Write out every entry precisely as given, leaving the pictures out.
───── Information shown ─────
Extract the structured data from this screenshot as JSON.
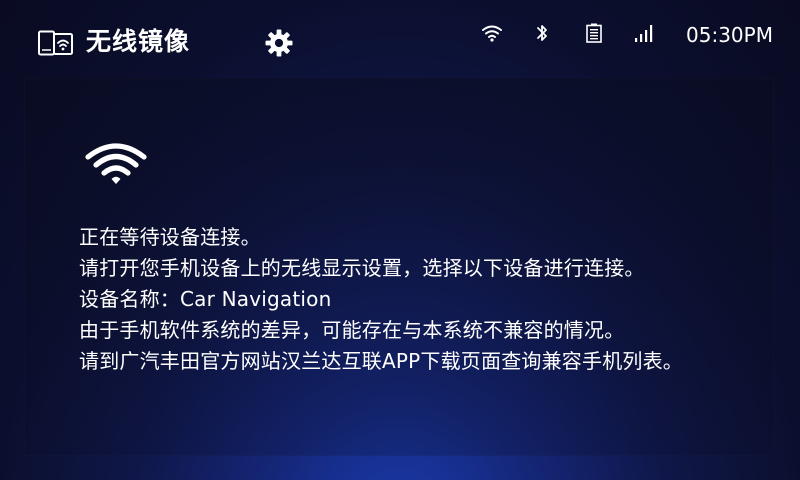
{
  "header": {
    "title": "无线镜像",
    "app_icon": "phone-wireless-icon",
    "settings_icon": "gear-icon"
  },
  "status": {
    "wifi_icon": "wifi-icon",
    "bluetooth_icon": "bluetooth-icon",
    "battery_icon": "battery-icon",
    "signal_icon": "cellular-signal-icon",
    "time": "05:30PM"
  },
  "main": {
    "wifi_icon": "wifi-icon",
    "lines": {
      "waiting": "正在等待设备连接。",
      "instruction": "请打开您手机设备上的无线显示设置，选择以下设备进行连接。",
      "device_label": "设备名称：",
      "device_name": "Car Navigation",
      "compatibility": "由于手机软件系统的差异，可能存在与本系统不兼容的情况。",
      "query": "请到广汽丰田官方网站汉兰达互联APP下载页面查询兼容手机列表。"
    }
  },
  "colors": {
    "background_dark": "#0b0f2e",
    "background_glow": "#1a3fb8",
    "text": "#ffffff"
  }
}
─────
Reply to the exercise:
Extract the structured data from this screenshot as JSON.
{
  "header": {
    "title": "无线镜像",
    "app_icon": "phone-wireless-icon",
    "settings_icon": "gear-icon"
  },
  "status": {
    "wifi_icon": "wifi-icon",
    "bluetooth_icon": "bluetooth-icon",
    "battery_icon": "battery-icon",
    "signal_icon": "cellular-signal-icon",
    "time": "05:30PM"
  },
  "main": {
    "wifi_icon": "wifi-icon",
    "lines": {
      "waiting": "正在等待设备连接。",
      "instruction": "请打开您手机设备上的无线显示设置，选择以下设备进行连接。",
      "device_label": "设备名称：",
      "device_name": "Car Navigation",
      "compatibility": "由于手机软件系统的差异，可能存在与本系统不兼容的情况。",
      "query": "请到广汽丰田官方网站汉兰达互联APP下载页面查询兼容手机列表。"
    }
  },
  "colors": {
    "background_dark": "#0b0f2e",
    "background_glow": "#1a3fb8",
    "text": "#ffffff"
  }
}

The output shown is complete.